Record excerpts -
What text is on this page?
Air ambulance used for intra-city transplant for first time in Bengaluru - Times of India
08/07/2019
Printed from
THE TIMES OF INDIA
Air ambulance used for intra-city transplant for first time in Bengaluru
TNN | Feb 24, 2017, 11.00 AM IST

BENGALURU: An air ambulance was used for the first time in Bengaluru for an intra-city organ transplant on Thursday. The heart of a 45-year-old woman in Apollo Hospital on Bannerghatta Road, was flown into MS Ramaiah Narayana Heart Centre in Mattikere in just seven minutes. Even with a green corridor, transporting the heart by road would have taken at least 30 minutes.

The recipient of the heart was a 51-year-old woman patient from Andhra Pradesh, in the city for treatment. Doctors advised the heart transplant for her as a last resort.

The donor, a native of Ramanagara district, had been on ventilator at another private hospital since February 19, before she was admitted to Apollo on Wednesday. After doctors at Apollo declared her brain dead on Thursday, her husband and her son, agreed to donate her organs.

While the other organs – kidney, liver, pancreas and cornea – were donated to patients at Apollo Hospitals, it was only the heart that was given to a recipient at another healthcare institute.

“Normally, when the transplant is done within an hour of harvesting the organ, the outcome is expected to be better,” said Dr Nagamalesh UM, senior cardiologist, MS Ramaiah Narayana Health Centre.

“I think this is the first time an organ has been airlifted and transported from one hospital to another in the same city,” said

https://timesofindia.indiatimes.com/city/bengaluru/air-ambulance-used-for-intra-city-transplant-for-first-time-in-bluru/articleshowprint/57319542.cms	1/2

Assignment -
For the string "another", filter the data and copy out each line where it occurs.

Task response -
The donor, a native of Ramanagara district, had been on ventilator at another private hospital since February 19, before she was admitted to Apollo on Wednesday. After doctors at Apollo declared her brain dead on Thursday, her husband and her son, agreed to donate her organs.
While the other organs – kidney, liver, pancreas and cornea – were donated to patients at Apollo Hospitals, it was only the heart that was given to a recipient at another healthcare institute.
“I think this is the first time an organ has been airlifted and transported from one hospital to another in the same city,” said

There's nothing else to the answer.